What you need to do: Your task is to copy every line of this material exactly.

-- Start --

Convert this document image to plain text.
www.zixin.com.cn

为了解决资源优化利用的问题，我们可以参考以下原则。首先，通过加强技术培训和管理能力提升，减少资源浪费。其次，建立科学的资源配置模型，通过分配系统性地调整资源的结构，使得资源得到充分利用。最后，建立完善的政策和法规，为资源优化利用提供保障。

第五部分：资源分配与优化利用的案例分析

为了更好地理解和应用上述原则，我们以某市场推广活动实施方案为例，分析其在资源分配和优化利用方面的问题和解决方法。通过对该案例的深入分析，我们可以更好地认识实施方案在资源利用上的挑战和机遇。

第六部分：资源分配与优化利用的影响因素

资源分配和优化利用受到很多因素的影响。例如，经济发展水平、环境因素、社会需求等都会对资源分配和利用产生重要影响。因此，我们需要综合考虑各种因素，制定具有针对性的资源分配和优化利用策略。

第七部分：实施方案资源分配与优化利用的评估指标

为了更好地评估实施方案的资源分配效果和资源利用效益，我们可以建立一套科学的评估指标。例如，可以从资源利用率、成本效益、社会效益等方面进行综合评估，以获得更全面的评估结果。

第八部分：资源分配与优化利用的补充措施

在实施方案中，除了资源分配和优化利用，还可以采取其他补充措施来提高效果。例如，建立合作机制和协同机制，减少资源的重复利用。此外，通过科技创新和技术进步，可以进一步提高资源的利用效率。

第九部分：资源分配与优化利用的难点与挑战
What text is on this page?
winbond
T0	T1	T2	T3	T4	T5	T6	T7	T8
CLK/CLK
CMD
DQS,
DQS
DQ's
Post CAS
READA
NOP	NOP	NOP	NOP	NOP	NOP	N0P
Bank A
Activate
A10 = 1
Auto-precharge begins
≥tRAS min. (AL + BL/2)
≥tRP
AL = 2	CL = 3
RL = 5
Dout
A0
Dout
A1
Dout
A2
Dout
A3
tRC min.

-- End --

Correct response:
Convert this document image to plain text.
www.zixin.com.cn

为了解决资源优化利用的问题，我们可以参考以下原则。首先，通过加强技术培训和管理能力提升，减少资源浪费。其次，建立科学的资源配置模型，通过分配系统性地调整资源的结构，使得资源得到充分利用。最后，建立完善的政策和法规，为资源优化利用提供保障。

第五部分：资源分配与优化利用的案例分析

为了更好地理解和应用上述原则，我们以某市场推广活动实施方案为例，分析其在资源分配和优化利用方面的问题和解决方法。通过对该案例的深入分析，我们可以更好地认识实施方案在资源利用上的挑战和机遇。

第六部分：资源分配与优化利用的影响因素

资源分配和优化利用受到很多因素的影响。例如，经济发展水平、环境因素、社会需求等都会对资源分配和利用产生重要影响。因此，我们需要综合考虑各种因素，制定具有针对性的资源分配和优化利用策略。

第七部分：实施方案资源分配与优化利用的评估指标

为了更好地评估实施方案的资源分配效果和资源利用效益，我们可以建立一套科学的评估指标。例如，可以从资源利用率、成本效益、社会效益等方面进行综合评估，以获得更全面的评估结果。

第八部分：资源分配与优化利用的补充措施

在实施方案中，除了资源分配和优化利用，还可以采取其他补充措施来提高效果。例如，建立合作机制和协同机制，减少资源的重复利用。此外，通过科技创新和技术进步，可以进一步提高资源的利用效率。

第九部分：资源分配与优化利用的难点与挑战
What text is on this page?
winbond
T0	T1	T2	T3	T4	T5	T6	T7	T8
CLK/CLK
CMD
DQS,
DQS
DQ's
Post CAS
READA
NOP	NOP	NOP	NOP	NOP	NOP	N0P
Bank A
Activate
A10 = 1
Auto-precharge begins
≥tRAS min. (AL + BL/2)
≥tRP
AL = 2	CL = 3
RL = 5
Dout
A0
Dout
A1
Dout
A2
Dout
A3
tRC min.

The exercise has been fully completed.